Start Stored rows

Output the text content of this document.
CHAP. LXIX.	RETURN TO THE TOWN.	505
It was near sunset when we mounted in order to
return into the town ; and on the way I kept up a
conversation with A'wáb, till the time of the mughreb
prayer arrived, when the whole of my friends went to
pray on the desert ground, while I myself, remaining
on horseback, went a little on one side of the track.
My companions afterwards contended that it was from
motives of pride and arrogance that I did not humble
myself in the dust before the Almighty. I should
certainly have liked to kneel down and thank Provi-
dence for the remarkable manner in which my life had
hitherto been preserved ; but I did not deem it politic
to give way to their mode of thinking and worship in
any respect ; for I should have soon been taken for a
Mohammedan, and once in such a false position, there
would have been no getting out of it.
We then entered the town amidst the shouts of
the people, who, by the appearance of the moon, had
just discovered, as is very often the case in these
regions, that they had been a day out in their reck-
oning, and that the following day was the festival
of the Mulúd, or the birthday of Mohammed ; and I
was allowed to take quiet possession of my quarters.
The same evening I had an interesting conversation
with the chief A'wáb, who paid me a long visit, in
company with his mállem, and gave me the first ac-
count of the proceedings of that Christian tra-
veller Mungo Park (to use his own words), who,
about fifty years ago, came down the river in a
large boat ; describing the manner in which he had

End Stored rows

▶ [Requirement]:
Give the number of lines in the entries that include the string "myself", and nothing more.

▶ [Written response]:
2